# [What the exercise asks]
Write out the entire listing below exactly as it appears, minus any pictures.

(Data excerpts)

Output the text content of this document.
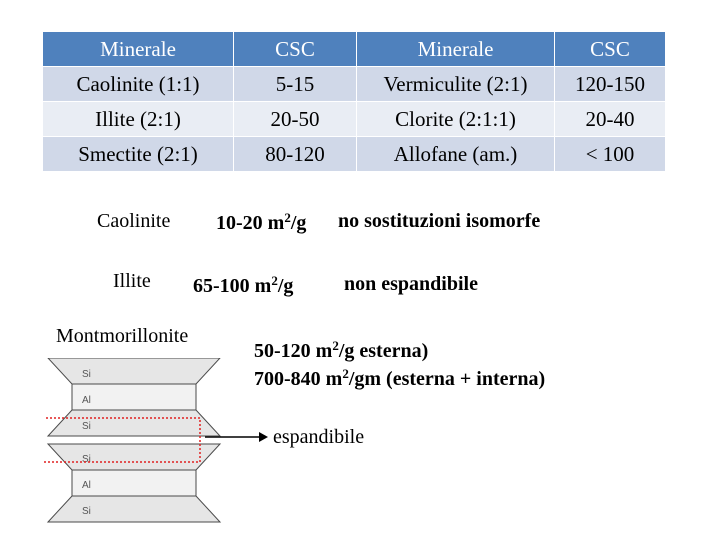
Minerale	CSC	Minerale	CSC
Caolinite (1:1)	5-15	Vermiculite (2:1)	120-150
Illite (2:1)	20-50	Clorite (2:1:1)	20-40
Smectite (2:1)	80-120	Allofane (am.)	< 100
Caolinite 10-20 $m^2/g$ no sostituzioni isomorfe
Illite 65-100 $m^2/g$	non espandibile
Montmorillonite
50-120 $m^2/g$ esterna)
700-840 $m^2/gm$ (esterna + interna)
espandibile
Si
Al
Si
Si
Al
Si
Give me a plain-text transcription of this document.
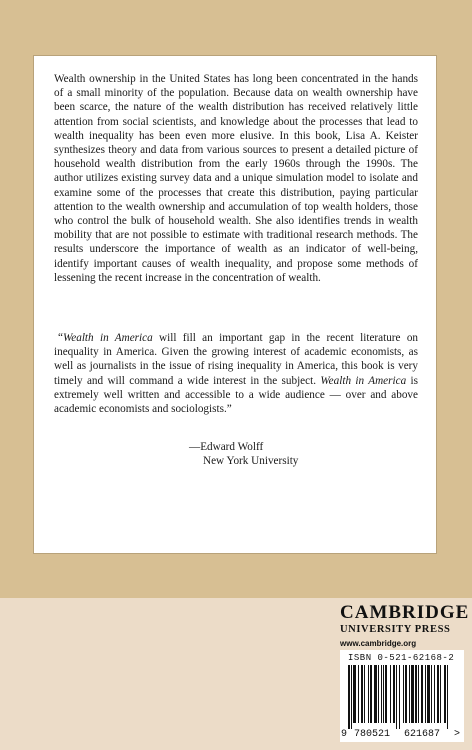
Wealth ownership in the United States has long been concentrated in the hands of a small minority of the population. Because data on wealth ownership have been scarce, the nature of the wealth distribution has received relatively little attention from social scientists, and knowledge about the processes that lead to wealth inequality has been even more elusive. In this book, Lisa A. Keister synthesizes theory and data from various sources to present a detailed picture of household wealth distribution from the early 1960s through the 1990s. The author utilizes existing survey data and a unique simulation model to isolate and examine some of the processes that create this distribution, paying particular attention to the wealth ownership and accumulation of top wealth holders, those who control the bulk of household wealth. She also identifies trends in wealth mobility that are not possible to estimate with traditional research methods. The results underscore the importance of wealth as an indicator of well-being, identify important causes of wealth inequality, and propose some methods of lessening the recent increase in the concentration of wealth.

“Wealth in America will fill an important gap in the recent literature on inequality in America. Given the growing interest of academic economists, as well as journalists in the issue of rising inequality in America, this book is very timely and will command a wide interest in the subject. Wealth in America is extremely well written and accessible to a wide audience — over and above academic economists and sociologists.”

—Edward Wolff
New York University
CAMBRIDGE
UNIVERSITY PRESS
www.cambridge.org
ISBN 0-521-62168-2
9 780521 621687 >
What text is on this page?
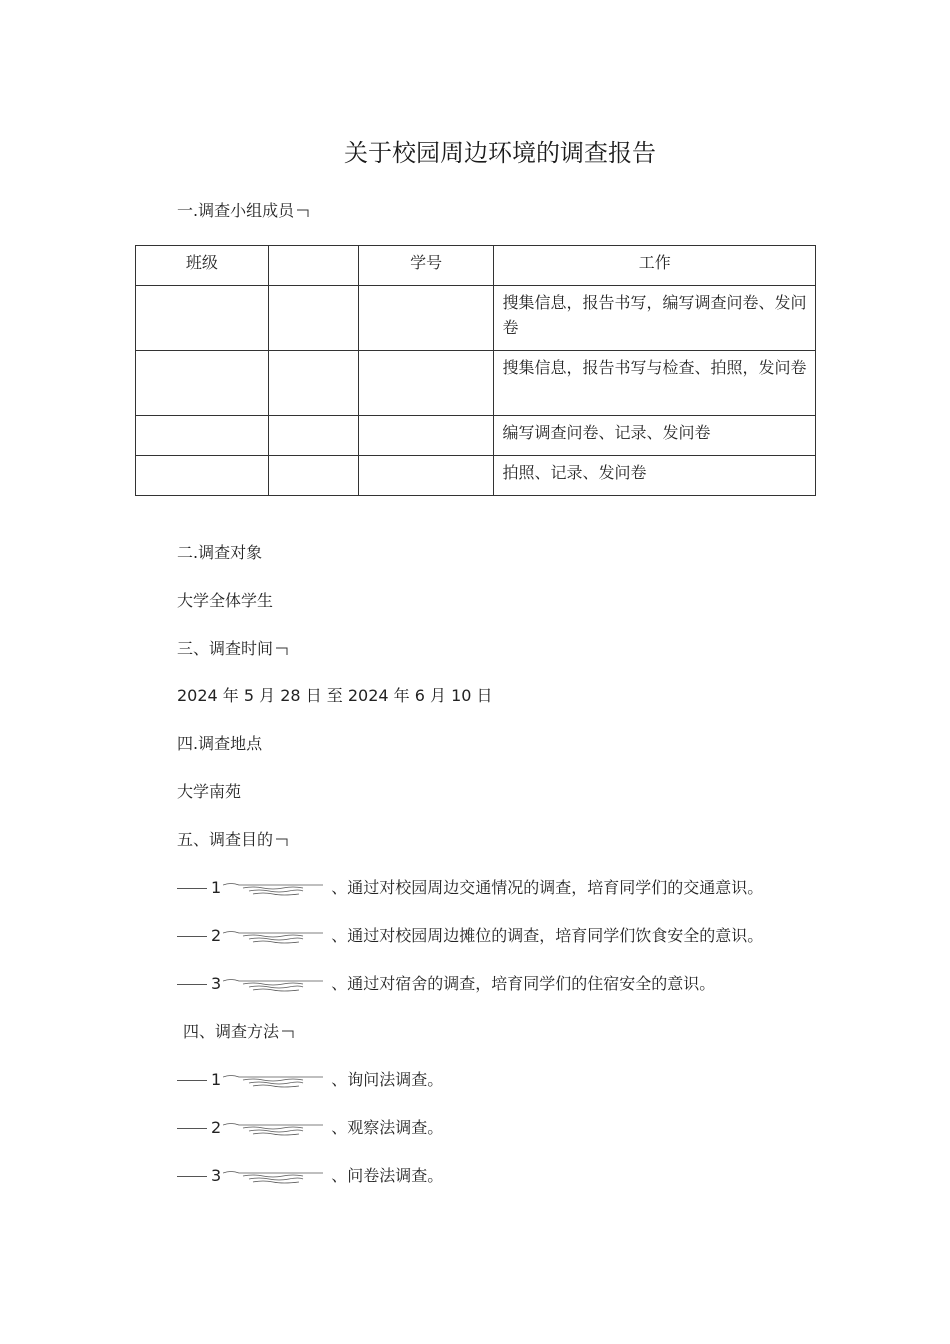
关于校园周边环境的调查报告
一.调查小组成员
班级		学号	工作
			搜集信息，报告书写，编写调查问卷、发问卷
			搜集信息，报告书写与检查、拍照，发问卷
			编写调查问卷、记录、发问卷
			拍照、记录、发问卷
二.调查对象
大学全体学生
三、调查时间
2024 年 5 月 28 日 至 2024 年 6 月 10 日
四.调查地点
大学南苑
五、调查目的
1	、通过对校园周边交通情况的调查，培育同学们的交通意识。
2	、通过对校园周边摊位的调查，培育同学们饮食安全的意识。
3	、通过对宿舍的调查，培育同学们的住宿安全的意识。
四、调查方法
1	、询问法调查。
2	、观察法调查。
3	、问卷法调查。
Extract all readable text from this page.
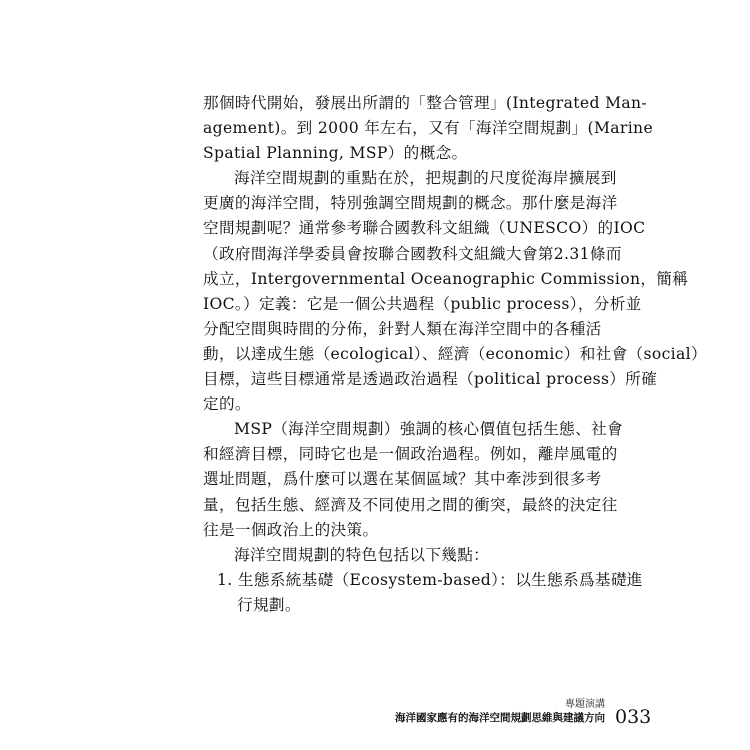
那個時代開始，發展出所謂的「整合管理」(Integrated Man-
agement)。到 2000 年左右，又有「海洋空間規劃」(Marine
Spatial Planning, MSP）的概念。
海洋空間規劃的重點在於，把規劃的尺度從海岸擴展到
更廣的海洋空間，特別強調空間規劃的概念。那什麼是海洋
空間規劃呢？通常參考聯合國教科文組織（UNESCO）的IOC
（政府間海洋學委員會按聯合國教科文組織大會第2.31條而
成立，Intergovernmental Oceanographic Commission，簡稱
IOC。）定義：它是一個公共過程（public process），分析並
分配空間與時間的分佈，針對人類在海洋空間中的各種活
動，以達成生態（ecological）、經濟（economic）和社會（social）
目標，這些目標通常是透過政治過程（political process）所確
定的。
MSP（海洋空間規劃）強調的核心價值包括生態、社會
和經濟目標，同時它也是一個政治過程。例如，離岸風電的
選址問題，爲什麼可以選在某個區域？其中牽涉到很多考
量，包括生態、經濟及不同使用之間的衝突，最終的決定往
往是一個政治上的決策。
海洋空間規劃的特色包括以下幾點：
1. 生態系統基礎（Ecosystem-based）：以生態系爲基礎進
行規劃。
專題演講
海洋國家應有的海洋空間規劃思維與建議方向 033
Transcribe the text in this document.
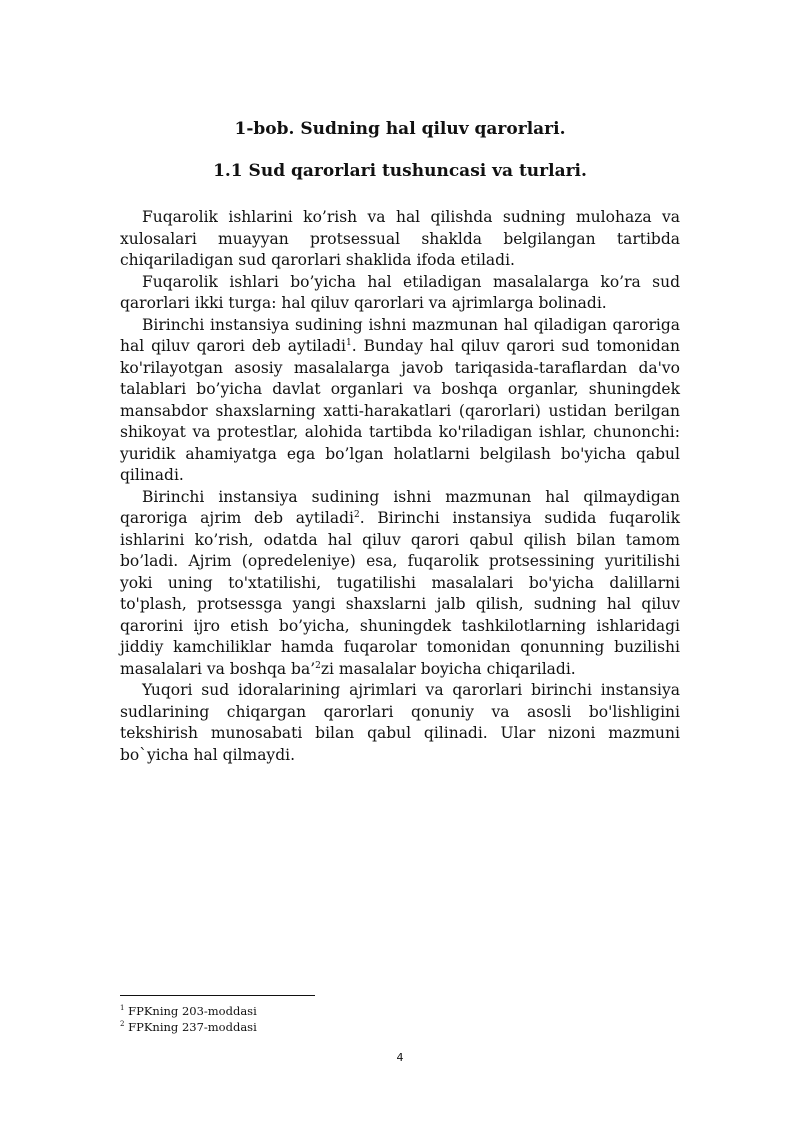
1-bob. Sudning hal qiluv qarorlari.
1.1 Sud qarorlari tushuncasi va turlari.

Fuqarolik ishlarini ko’rish va hal qilishda sudning mulohaza va xulosalari muayyan protsessual shaklda belgilangan tartibda chiqariladigan sud qarorlari shaklida ifoda etiladi.

Fuqarolik ishlari bo’yicha hal etiladigan masalalarga ko’ra sud qarorlari ikki turga: hal qiluv qarorlari va ajrimlarga bolinadi.

Birinchi instansiya sudining ishni mazmunan hal qiladigan qaroriga hal qiluv qarori deb aytiladi$^1$. Bunday hal qiluv qarori sud tomonidan ko'rilayotgan asosiy masalalarga javob tariqasida-taraflardan da'vo talablari bo’yicha davlat organlari va boshqa organlar, shuningdek mansabdor shaxslarning xatti-harakatlari (qarorlari) ustidan berilgan shikoyat va protestlar, alohida tartibda ko'riladigan ishlar, chunonchi: yuridik ahamiyatga ega bo’lgan holatlarni belgilash bo'yicha qabul qilinadi.

Birinchi instansiya sudining ishni mazmunan hal qilmaydigan qaroriga ajrim deb aytiladi$^2$. Birinchi instansiya sudida fuqarolik ishlarini ko’rish, odatda hal qiluv qarori qabul qilish bilan tamom bo’ladi. Ajrim (opredeleniye) esa, fuqarolik protsessining yuritilishi yoki uning to'xtatilishi, tugatilishi masalalari bo'yicha dalillarni to'plash, protsessga yangi shaxslarni jalb qilish, sudning hal qiluv qarorini ijro etish bo’yicha, shuningdek tashkilotlarning ishlaridagi jiddiy kamchiliklar hamda fuqarolar tomonidan qonunning buzilishi masalalari va boshqa ba’$^2$zi masalalar boyicha chiqariladi.

Yuqori sud idoralarining ajrimlari va qarorlari birinchi instansiya sudlarining chiqargan qarorlari qonuniy va asosli bo'lishligini tekshirish munosabati bilan qabul qilinadi. Ular nizoni mazmuni bo`yicha hal qilmaydi.

$^1$ FPKning 203-moddasi
$^2$ FPKning 237-moddasi
4
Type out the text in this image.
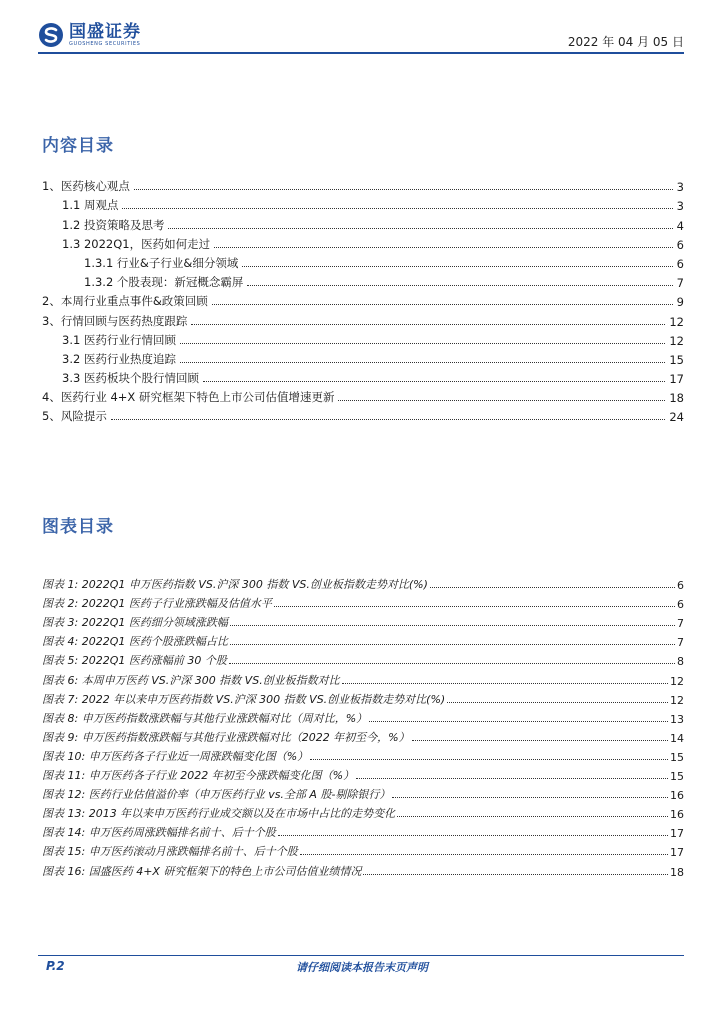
国盛证券
GUOSHENG SECURITIES	2022 年 04 月 05 日
内容目录
1、医药核心观点	3
1.1 周观点	3
1.2 投资策略及思考	4
1.3 2022Q1，医药如何走过	6
1.3.1 行业&子行业&细分领域	6
1.3.2 个股表现：新冠概念霸屏	7
2、本周行业重点事件&政策回顾	9
3、行情回顾与医药热度跟踪	12
3.1 医药行业行情回顾	12
3.2 医药行业热度追踪	15
3.3 医药板块个股行情回顾	17
4、医药行业 4+X 研究框架下特色上市公司估值增速更新	18
5、风险提示	24
图表目录
图表 1: 2022Q1 申万医药指数 VS.沪深 300 指数 VS.创业板指数走势对比(%)	6
图表 2: 2022Q1 医药子行业涨跌幅及估值水平	6
图表 3: 2022Q1 医药细分领域涨跌幅	7
图表 4: 2022Q1 医药个股涨跌幅占比	7
图表 5: 2022Q1 医药涨幅前 30 个股	8
图表 6: 本周申万医药 VS.沪深 300 指数 VS.创业板指数对比	12
图表 7: 2022 年以来申万医药指数 VS.沪深 300 指数 VS.创业板指数走势对比(%)	12
图表 8: 申万医药指数涨跌幅与其他行业涨跌幅对比（周对比，%）	13
图表 9: 申万医药指数涨跌幅与其他行业涨跌幅对比（2022 年初至今，%）	14
图表 10: 申万医药各子行业近一周涨跌幅变化图（%）	15
图表 11: 申万医药各子行业 2022 年初至今涨跌幅变化图（%）	15
图表 12: 医药行业估值溢价率（申万医药行业 vs.全部 A 股-剔除银行）	16
图表 13: 2013 年以来申万医药行业成交额以及在市场中占比的走势变化	16
图表 14: 申万医药周涨跌幅排名前十、后十个股	17
图表 15: 申万医药滚动月涨跌幅排名前十、后十个股	17
图表 16: 国盛医药 4+X 研究框架下的特色上市公司估值业绩情况	18
请仔细阅读本报告末页声明
P.2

# [Written response]
Output the text content of this document.
Minerale	CSC	Minerale	CSC
Caolinite (1:1)	5-15	Vermiculite (2:1)	120-150
Illite (2:1)	20-50	Clorite (2:1:1)	20-40
Smectite (2:1)	80-120	Allofane (am.)	< 100
Caolinite 10-20 $m^2/g$ no sostituzioni isomorfe
Illite 65-100 $m^2/g$	non espandibile
Montmorillonite
50-120 $m^2/g$ esterna)
700-840 $m^2/gm$ (esterna + interna)
espandibile
Si
Al
Si
Si
Al
Si
Give me a plain-text transcription of this document.
Wealth ownership in the United States has long been concentrated in the hands of a small minority of the population. Because data on wealth ownership have been scarce, the nature of the wealth distribution has received relatively little attention from social scientists, and knowledge about the processes that lead to wealth inequality has been even more elusive. In this book, Lisa A. Keister synthesizes theory and data from various sources to present a detailed picture of household wealth distribution from the early 1960s through the 1990s. The author utilizes existing survey data and a unique simulation model to isolate and examine some of the processes that create this distribution, paying particular attention to the wealth ownership and accumulation of top wealth holders, those who control the bulk of household wealth. She also identifies trends in wealth mobility that are not possible to estimate with traditional research methods. The results underscore the importance of wealth as an indicator of well-being, identify important causes of wealth inequality, and propose some methods of lessening the recent increase in the concentration of wealth.

“Wealth in America will fill an important gap in the recent literature on inequality in America. Given the growing interest of academic economists, as well as journalists in the issue of rising inequality in America, this book is very timely and will command a wide interest in the subject. Wealth in America is extremely well written and accessible to a wide audience — over and above academic economists and sociologists.”

—Edward Wolff
New York University
CAMBRIDGE
UNIVERSITY PRESS
www.cambridge.org
ISBN 0-521-62168-2
9 780521 621687 >
What text is on this page?
关于校园周边环境的调查报告
一.调查小组成员
班级		学号	工作
			搜集信息，报告书写，编写调查问卷、发问卷
			搜集信息，报告书写与检查、拍照，发问卷
			编写调查问卷、记录、发问卷
			拍照、记录、发问卷
二.调查对象
大学全体学生
三、调查时间
2024 年 5 月 28 日 至 2024 年 6 月 10 日
四.调查地点
大学南苑
五、调查目的
1	、通过对校园周边交通情况的调查，培育同学们的交通意识。
2	、通过对校园周边摊位的调查，培育同学们饮食安全的意识。
3	、通过对宿舍的调查，培育同学们的住宿安全的意识。
四、调查方法
1	、询问法调查。
2	、观察法调查。
3	、问卷法调查。
Extract all readable text from this page.
那個時代開始，發展出所謂的「整合管理」(Integrated Man-
agement)。到 2000 年左右，又有「海洋空間規劃」(Marine
Spatial Planning, MSP）的概念。
海洋空間規劃的重點在於，把規劃的尺度從海岸擴展到
更廣的海洋空間，特別強調空間規劃的概念。那什麼是海洋
空間規劃呢？通常參考聯合國教科文組織（UNESCO）的IOC
（政府間海洋學委員會按聯合國教科文組織大會第2.31條而
成立，Intergovernmental Oceanographic Commission，簡稱
IOC。）定義：它是一個公共過程（public process），分析並
分配空間與時間的分佈，針對人類在海洋空間中的各種活
動，以達成生態（ecological）、經濟（economic）和社會（social）
目標，這些目標通常是透過政治過程（political process）所確
定的。
MSP（海洋空間規劃）強調的核心價值包括生態、社會
和經濟目標，同時它也是一個政治過程。例如，離岸風電的
選址問題，爲什麼可以選在某個區域？其中牽涉到很多考
量，包括生態、經濟及不同使用之間的衝突，最終的決定往
往是一個政治上的決策。
海洋空間規劃的特色包括以下幾點：
1. 生態系統基礎（Ecosystem-based）：以生態系爲基礎進
行規劃。
專題演講
海洋國家應有的海洋空間規劃思維與建議方向 033
Transcribe the text in this document.
1-bob. Sudning hal qiluv qarorlari.
1.1 Sud qarorlari tushuncasi va turlari.

Fuqarolik ishlarini ko’rish va hal qilishda sudning mulohaza va xulosalari muayyan protsessual shaklda belgilangan tartibda chiqariladigan sud qarorlari shaklida ifoda etiladi.

Fuqarolik ishlari bo’yicha hal etiladigan masalalarga ko’ra sud qarorlari ikki turga: hal qiluv qarorlari va ajrimlarga bolinadi.

Birinchi instansiya sudining ishni mazmunan hal qiladigan qaroriga hal qiluv qarori deb aytiladi$^1$. Bunday hal qiluv qarori sud tomonidan ko'rilayotgan asosiy masalalarga javob tariqasida-taraflardan da'vo talablari bo’yicha davlat organlari va boshqa organlar, shuningdek mansabdor shaxslarning xatti-harakatlari (qarorlari) ustidan berilgan shikoyat va protestlar, alohida tartibda ko'riladigan ishlar, chunonchi: yuridik ahamiyatga ega bo’lgan holatlarni belgilash bo'yicha qabul qilinadi.

Birinchi instansiya sudining ishni mazmunan hal qilmaydigan qaroriga ajrim deb aytiladi$^2$. Birinchi instansiya sudida fuqarolik ishlarini ko’rish, odatda hal qiluv qarori qabul qilish bilan tamom bo’ladi. Ajrim (opredeleniye) esa, fuqarolik protsessining yuritilishi yoki uning to'xtatilishi, tugatilishi masalalari bo'yicha dalillarni to'plash, protsessga yangi shaxslarni jalb qilish, sudning hal qiluv qarorini ijro etish bo’yicha, shuningdek tashkilotlarning ishlaridagi jiddiy kamchiliklar hamda fuqarolar tomonidan qonunning buzilishi masalalari va boshqa ba’$^2$zi masalalar boyicha chiqariladi.

Yuqori sud idoralarining ajrimlari va qarorlari birinchi instansiya sudlarining chiqargan qarorlari qonuniy va asosli bo'lishligini tekshirish munosabati bilan qabul qilinadi. Ular nizoni mazmuni bo`yicha hal qilmaydi.

$^1$ FPKning 203-moddasi
$^2$ FPKning 237-moddasi
4
Type out the text in this image.
国盛证券
GUOSHENG SECURITIES	2022 年 04 月 05 日
内容目录
1、医药核心观点	3
1.1 周观点	3
1.2 投资策略及思考	4
1.3 2022Q1，医药如何走过	6
1.3.1 行业&子行业&细分领域	6
1.3.2 个股表现：新冠概念霸屏	7
2、本周行业重点事件&政策回顾	9
3、行情回顾与医药热度跟踪	12
3.1 医药行业行情回顾	12
3.2 医药行业热度追踪	15
3.3 医药板块个股行情回顾	17
4、医药行业 4+X 研究框架下特色上市公司估值增速更新	18
5、风险提示	24
图表目录
图表 1: 2022Q1 申万医药指数 VS.沪深 300 指数 VS.创业板指数走势对比(%)	6
图表 2: 2022Q1 医药子行业涨跌幅及估值水平	6
图表 3: 2022Q1 医药细分领域涨跌幅	7
图表 4: 2022Q1 医药个股涨跌幅占比	7
图表 5: 2022Q1 医药涨幅前 30 个股	8
图表 6: 本周申万医药 VS.沪深 300 指数 VS.创业板指数对比	12
图表 7: 2022 年以来申万医药指数 VS.沪深 300 指数 VS.创业板指数走势对比(%)	12
图表 8: 申万医药指数涨跌幅与其他行业涨跌幅对比（周对比，%）	13
图表 9: 申万医药指数涨跌幅与其他行业涨跌幅对比（2022 年初至今，%）	14
图表 10: 申万医药各子行业近一周涨跌幅变化图（%）	15
图表 11: 申万医药各子行业 2022 年初至今涨跌幅变化图（%）	15
图表 12: 医药行业估值溢价率（申万医药行业 vs.全部 A 股-剔除银行）	16
图表 13: 2013 年以来申万医药行业成交额以及在市场中占比的走势变化	16
图表 14: 申万医药周涨跌幅排名前十、后十个股	17
图表 15: 申万医药滚动月涨跌幅排名前十、后十个股	17
图表 16: 国盛医药 4+X 研究框架下的特色上市公司估值业绩情况	18
请仔细阅读本报告末页声明
P.2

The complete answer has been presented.